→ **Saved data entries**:
________________
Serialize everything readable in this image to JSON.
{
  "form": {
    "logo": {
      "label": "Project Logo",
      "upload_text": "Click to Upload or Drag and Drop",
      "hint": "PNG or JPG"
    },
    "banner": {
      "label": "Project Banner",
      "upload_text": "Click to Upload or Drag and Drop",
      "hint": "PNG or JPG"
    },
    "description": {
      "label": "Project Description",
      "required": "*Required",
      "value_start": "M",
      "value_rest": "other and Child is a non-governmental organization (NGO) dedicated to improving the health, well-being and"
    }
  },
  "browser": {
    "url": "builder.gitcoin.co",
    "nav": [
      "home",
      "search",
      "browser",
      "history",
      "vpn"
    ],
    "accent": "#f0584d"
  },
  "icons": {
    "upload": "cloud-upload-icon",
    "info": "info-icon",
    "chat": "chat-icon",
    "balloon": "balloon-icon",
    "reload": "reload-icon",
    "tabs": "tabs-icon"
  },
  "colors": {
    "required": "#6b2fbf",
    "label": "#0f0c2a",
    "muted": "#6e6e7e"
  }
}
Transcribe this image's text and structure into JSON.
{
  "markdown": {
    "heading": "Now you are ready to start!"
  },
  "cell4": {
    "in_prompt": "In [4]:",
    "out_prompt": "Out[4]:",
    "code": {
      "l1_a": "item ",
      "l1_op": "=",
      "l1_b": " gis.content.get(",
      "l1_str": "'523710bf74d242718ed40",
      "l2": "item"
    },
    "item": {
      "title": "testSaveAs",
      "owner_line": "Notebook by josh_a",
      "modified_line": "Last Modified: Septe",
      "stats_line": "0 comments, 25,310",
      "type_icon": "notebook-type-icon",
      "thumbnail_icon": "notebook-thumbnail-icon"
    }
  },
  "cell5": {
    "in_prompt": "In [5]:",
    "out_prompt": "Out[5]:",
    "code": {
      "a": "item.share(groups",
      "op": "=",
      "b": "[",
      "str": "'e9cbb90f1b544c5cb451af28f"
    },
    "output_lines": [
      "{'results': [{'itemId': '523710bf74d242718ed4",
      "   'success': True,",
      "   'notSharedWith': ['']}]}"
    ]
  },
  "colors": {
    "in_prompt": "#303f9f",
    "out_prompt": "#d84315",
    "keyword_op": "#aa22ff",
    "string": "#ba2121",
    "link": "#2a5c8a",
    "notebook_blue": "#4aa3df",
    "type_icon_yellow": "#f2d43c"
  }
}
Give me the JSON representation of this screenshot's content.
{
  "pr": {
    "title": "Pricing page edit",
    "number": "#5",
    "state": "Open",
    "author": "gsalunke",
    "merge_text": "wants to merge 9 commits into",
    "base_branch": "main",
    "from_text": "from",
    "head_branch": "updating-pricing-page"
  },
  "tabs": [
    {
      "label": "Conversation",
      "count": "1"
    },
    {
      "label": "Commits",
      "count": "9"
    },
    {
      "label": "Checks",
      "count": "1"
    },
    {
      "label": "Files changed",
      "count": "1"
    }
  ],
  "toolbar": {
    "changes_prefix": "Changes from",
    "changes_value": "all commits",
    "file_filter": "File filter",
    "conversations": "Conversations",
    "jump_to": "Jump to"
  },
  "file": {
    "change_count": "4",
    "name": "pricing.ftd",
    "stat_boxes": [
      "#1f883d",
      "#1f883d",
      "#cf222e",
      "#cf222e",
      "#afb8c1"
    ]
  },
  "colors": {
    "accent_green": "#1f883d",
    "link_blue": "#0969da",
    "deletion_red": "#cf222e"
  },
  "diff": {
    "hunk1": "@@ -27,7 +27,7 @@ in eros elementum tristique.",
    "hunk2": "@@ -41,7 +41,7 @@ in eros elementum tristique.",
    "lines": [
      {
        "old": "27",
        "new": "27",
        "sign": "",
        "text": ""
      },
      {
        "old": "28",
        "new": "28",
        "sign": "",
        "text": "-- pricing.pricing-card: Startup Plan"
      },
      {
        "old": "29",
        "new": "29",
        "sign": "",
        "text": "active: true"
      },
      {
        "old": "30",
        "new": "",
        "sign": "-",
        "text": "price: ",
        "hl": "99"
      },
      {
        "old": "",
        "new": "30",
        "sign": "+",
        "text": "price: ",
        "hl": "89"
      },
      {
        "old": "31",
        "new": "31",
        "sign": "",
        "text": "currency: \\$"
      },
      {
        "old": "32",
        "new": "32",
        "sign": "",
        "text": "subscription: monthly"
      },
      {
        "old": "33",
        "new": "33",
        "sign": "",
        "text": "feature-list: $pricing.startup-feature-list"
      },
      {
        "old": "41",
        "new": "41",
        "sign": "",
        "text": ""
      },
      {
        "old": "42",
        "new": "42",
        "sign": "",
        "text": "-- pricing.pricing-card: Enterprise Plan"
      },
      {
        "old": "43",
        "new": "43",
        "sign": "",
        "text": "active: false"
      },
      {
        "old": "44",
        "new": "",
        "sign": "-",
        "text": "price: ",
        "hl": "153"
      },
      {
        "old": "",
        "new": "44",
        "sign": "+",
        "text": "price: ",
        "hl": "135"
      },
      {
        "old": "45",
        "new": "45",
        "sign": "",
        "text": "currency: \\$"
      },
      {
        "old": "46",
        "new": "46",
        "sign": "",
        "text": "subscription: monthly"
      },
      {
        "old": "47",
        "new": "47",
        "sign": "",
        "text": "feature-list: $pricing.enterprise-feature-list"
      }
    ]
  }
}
________________
→ **WORK TO COMPLETE**: From the listing above, pick out every line containing "this".

→ **PROBLEM SOLUTION**:
Serialize everything readable in this image to JSON.
Transcribe this image's text and structure into JSON.
Give me the JSON representation of this screenshot's content.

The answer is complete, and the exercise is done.